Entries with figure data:
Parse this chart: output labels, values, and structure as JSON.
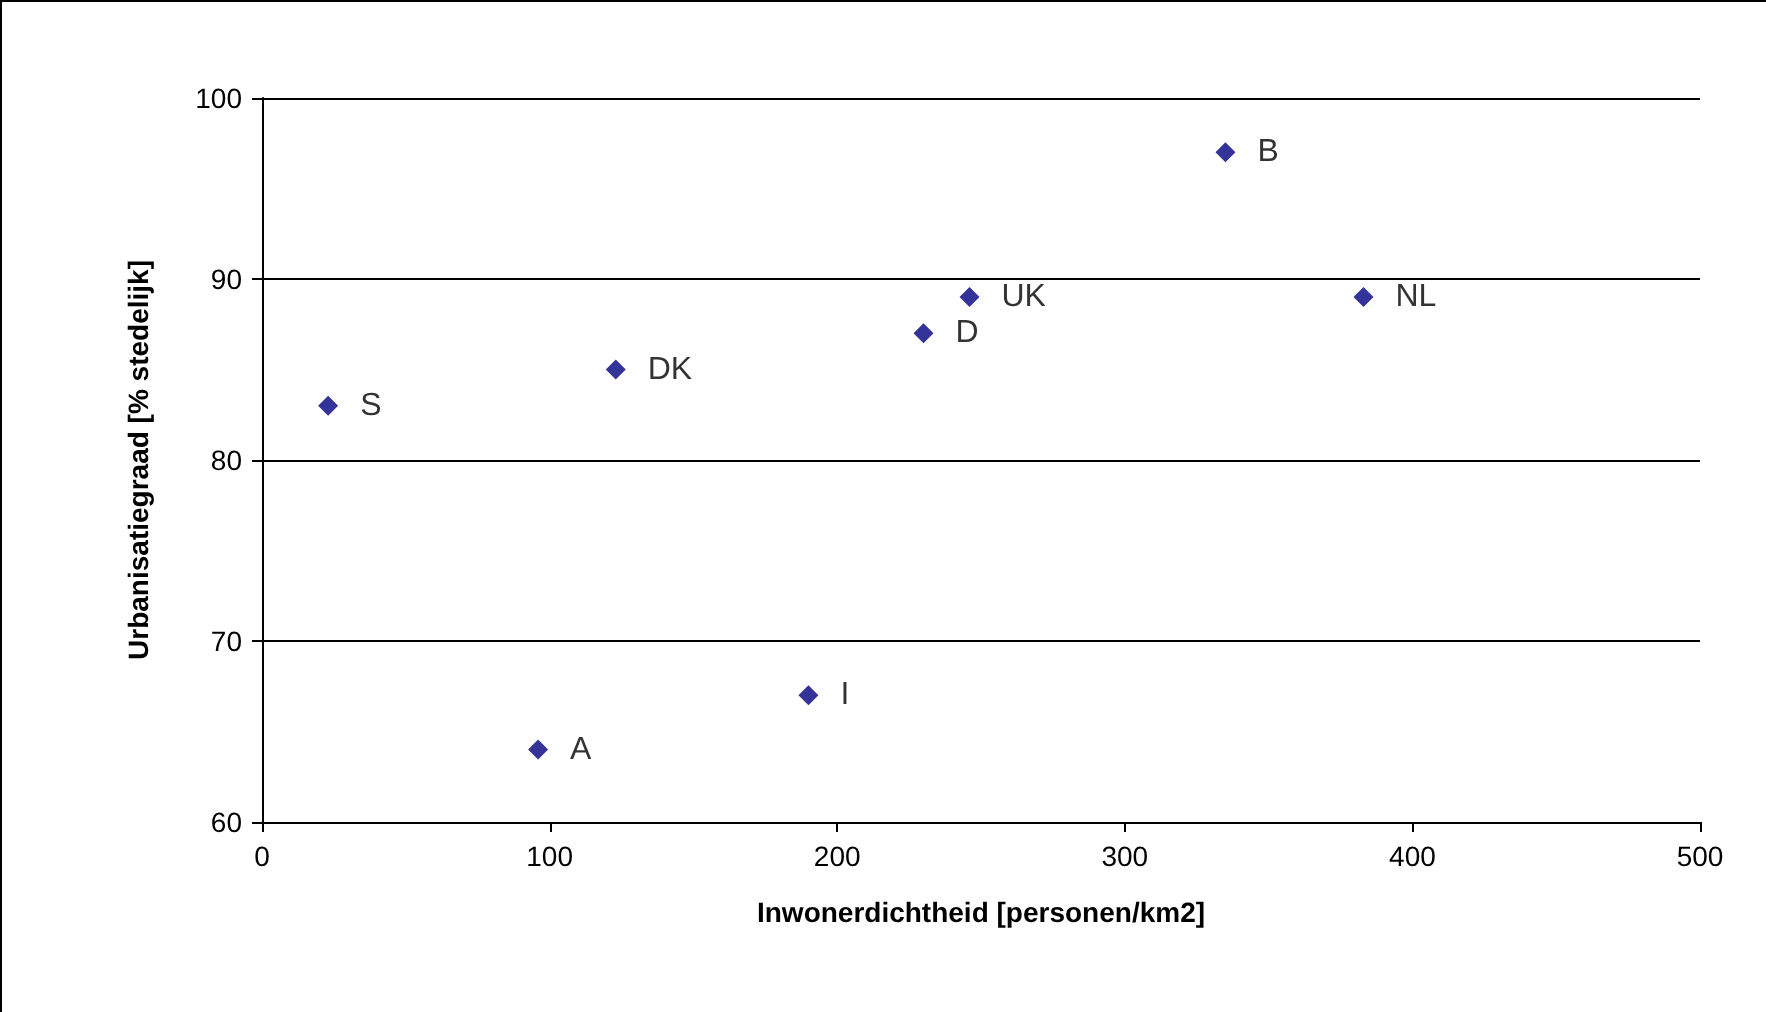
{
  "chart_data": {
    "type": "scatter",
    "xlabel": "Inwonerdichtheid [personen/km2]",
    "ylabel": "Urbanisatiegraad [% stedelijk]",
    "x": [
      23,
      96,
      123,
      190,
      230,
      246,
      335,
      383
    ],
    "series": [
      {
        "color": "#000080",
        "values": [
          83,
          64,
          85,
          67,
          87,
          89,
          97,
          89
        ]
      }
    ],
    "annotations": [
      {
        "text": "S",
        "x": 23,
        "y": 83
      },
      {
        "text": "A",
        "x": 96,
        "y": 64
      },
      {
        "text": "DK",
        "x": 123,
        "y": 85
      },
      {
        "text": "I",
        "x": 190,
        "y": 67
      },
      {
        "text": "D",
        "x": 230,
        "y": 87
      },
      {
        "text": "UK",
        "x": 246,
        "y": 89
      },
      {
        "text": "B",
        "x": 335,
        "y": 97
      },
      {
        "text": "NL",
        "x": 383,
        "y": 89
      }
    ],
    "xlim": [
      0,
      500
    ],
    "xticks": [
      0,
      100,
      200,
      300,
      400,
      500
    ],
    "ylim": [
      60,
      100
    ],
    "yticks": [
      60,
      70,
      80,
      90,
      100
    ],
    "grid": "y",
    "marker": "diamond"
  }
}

### SHORT PROBLEM
Search the entries for the word "text", then list each line that holds it.

### RESPONSE
        "text": "S",
        "text": "A",
        "text": "DK",
        "text": "I",
        "text": "D",
        "text": "UK",
        "text": "B",
        "text": "NL",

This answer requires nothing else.